==== RECORDS FOR THIS TASK ====
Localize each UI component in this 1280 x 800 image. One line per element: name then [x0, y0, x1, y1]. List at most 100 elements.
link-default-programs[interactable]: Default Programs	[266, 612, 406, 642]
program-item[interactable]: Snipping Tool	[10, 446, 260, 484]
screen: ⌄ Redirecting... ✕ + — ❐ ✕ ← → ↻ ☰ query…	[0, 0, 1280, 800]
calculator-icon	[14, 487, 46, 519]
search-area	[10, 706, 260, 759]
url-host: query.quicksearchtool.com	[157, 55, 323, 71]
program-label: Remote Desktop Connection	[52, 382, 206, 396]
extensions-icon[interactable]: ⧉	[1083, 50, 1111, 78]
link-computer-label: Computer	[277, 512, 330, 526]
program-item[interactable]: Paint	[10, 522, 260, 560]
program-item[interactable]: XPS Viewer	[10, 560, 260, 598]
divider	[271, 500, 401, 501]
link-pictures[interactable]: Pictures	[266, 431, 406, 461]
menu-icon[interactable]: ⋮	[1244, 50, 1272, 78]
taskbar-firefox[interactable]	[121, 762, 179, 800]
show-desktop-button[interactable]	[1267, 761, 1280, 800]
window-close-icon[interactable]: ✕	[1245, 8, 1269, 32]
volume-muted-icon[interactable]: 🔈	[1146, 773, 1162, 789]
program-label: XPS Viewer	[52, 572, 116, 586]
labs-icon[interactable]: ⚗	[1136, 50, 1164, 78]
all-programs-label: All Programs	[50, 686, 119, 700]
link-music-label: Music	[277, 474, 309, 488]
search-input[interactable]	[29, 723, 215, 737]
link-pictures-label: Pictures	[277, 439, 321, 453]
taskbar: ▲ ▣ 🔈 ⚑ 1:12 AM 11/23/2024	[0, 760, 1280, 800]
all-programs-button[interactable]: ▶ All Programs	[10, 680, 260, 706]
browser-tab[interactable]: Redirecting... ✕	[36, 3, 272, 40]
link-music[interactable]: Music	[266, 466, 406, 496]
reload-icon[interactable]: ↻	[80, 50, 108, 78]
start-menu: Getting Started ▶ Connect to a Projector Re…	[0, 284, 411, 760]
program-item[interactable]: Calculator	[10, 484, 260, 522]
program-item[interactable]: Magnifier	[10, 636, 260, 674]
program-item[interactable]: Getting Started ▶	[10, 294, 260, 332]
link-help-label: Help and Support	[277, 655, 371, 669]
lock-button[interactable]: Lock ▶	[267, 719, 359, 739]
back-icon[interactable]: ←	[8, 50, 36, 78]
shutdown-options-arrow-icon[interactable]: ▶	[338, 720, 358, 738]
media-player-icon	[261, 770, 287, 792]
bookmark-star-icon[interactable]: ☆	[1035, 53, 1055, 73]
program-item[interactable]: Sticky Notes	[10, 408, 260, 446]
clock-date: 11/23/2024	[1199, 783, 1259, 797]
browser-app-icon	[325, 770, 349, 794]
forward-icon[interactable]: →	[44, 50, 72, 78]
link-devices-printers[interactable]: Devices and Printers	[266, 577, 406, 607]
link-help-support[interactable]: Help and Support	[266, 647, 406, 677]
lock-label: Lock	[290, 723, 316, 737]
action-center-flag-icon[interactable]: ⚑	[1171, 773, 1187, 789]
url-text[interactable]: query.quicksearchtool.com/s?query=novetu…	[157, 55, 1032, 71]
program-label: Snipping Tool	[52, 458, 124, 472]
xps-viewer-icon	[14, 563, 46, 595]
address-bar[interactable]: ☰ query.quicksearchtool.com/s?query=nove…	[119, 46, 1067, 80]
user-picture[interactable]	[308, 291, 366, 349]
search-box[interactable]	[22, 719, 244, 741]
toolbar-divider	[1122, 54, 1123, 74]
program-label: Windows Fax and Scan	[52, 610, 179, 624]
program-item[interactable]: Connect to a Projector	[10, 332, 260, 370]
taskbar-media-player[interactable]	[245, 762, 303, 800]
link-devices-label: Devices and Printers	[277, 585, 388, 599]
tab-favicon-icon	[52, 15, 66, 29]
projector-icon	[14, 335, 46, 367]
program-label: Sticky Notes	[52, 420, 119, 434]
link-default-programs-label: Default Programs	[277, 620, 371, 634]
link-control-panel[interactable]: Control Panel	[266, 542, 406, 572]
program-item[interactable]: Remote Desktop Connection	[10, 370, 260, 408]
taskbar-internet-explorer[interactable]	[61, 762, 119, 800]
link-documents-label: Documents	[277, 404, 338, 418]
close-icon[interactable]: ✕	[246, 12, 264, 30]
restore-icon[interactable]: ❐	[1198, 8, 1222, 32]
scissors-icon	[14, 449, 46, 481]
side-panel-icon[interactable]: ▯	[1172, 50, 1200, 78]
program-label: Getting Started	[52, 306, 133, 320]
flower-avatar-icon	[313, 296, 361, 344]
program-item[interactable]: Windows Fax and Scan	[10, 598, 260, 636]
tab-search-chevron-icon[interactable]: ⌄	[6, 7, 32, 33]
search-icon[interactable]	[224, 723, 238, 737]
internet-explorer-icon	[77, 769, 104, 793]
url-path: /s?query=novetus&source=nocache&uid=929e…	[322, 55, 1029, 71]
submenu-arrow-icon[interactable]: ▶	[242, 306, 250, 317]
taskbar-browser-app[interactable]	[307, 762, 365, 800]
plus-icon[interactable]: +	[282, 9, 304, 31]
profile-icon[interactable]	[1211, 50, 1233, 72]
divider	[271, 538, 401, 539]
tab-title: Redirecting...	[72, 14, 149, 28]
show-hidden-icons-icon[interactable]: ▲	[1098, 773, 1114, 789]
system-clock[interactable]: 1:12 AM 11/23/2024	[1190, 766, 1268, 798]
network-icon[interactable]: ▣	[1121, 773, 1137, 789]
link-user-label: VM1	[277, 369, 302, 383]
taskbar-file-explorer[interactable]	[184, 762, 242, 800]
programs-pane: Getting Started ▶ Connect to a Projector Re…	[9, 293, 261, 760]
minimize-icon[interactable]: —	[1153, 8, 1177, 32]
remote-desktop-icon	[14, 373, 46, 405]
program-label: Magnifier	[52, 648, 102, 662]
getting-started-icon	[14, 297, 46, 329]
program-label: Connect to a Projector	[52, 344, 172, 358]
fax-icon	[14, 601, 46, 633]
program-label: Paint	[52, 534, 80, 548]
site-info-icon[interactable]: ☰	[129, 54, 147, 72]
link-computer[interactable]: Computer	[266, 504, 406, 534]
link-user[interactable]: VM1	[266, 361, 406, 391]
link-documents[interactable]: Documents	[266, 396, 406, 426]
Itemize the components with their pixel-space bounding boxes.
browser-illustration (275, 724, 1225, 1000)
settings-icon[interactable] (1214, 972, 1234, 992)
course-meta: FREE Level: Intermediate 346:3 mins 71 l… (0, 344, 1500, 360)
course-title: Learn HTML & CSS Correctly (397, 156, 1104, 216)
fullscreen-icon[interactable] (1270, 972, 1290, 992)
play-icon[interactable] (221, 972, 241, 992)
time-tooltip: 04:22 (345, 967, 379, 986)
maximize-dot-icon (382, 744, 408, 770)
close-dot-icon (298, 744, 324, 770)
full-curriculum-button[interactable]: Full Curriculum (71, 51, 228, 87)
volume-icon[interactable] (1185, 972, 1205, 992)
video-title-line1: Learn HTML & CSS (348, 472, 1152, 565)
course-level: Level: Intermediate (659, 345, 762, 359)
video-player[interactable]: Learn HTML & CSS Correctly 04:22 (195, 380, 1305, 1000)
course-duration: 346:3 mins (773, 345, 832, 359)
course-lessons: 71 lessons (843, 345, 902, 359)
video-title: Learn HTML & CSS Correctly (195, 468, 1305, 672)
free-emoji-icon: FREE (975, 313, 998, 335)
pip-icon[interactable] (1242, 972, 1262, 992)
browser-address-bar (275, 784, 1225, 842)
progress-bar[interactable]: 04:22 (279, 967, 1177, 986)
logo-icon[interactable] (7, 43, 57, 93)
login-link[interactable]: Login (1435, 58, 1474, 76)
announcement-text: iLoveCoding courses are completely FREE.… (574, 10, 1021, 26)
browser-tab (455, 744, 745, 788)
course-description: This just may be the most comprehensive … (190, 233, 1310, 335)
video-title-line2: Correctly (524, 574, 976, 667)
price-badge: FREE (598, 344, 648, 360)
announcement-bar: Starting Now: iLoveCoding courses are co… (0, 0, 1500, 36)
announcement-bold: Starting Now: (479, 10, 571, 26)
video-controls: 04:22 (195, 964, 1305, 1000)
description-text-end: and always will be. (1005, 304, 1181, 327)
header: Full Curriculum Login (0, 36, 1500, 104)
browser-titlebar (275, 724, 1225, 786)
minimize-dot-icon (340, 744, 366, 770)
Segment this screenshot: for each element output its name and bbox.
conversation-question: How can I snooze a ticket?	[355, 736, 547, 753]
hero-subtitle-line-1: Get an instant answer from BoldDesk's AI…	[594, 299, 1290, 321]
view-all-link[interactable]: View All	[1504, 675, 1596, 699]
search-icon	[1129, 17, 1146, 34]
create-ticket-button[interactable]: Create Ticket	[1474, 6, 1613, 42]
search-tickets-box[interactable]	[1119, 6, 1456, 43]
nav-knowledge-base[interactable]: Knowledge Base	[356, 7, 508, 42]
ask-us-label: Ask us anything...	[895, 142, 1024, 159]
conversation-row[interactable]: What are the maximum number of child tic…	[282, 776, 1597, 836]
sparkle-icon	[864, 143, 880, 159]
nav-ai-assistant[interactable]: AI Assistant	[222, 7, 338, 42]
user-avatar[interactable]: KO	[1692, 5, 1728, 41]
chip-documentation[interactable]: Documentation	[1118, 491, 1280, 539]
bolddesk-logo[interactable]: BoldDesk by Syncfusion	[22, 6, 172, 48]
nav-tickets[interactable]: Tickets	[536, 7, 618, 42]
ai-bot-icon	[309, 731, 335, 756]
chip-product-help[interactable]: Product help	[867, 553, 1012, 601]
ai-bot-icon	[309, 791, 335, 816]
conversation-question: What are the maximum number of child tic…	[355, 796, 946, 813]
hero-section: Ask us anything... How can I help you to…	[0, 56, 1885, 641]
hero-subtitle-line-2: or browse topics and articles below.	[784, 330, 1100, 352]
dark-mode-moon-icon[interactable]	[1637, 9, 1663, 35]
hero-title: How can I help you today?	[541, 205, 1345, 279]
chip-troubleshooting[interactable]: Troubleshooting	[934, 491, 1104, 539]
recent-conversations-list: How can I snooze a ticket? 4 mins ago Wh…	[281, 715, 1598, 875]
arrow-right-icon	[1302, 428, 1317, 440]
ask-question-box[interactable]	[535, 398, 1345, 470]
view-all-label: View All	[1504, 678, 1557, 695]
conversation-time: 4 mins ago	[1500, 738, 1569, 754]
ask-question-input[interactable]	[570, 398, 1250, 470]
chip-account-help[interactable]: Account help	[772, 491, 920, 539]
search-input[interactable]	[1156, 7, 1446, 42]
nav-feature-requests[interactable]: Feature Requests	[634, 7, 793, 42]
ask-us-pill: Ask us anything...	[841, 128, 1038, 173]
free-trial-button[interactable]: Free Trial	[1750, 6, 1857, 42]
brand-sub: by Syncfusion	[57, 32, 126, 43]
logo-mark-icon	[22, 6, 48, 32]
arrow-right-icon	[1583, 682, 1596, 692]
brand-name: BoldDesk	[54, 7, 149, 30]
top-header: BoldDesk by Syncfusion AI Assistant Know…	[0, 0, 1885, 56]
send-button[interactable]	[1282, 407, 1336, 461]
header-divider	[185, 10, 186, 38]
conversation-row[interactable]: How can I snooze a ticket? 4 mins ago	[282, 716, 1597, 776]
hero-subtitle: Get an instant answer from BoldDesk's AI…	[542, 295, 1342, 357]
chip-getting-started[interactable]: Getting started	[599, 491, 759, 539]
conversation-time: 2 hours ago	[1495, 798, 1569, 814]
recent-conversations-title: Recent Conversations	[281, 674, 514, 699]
====
_TASK GOAL_
Please repeat the listing word for word, starting with its first line and going on through the line that contains "612, 406, 642]".

_COMPLETE OUTPUT_
Localize each UI component in this 1280 x 800 image. One line per element: name then [x0, y0, x1, y1]. List at most 100 elements.
link-default-programs[interactable]: Default Programs	[266, 612, 406, 642]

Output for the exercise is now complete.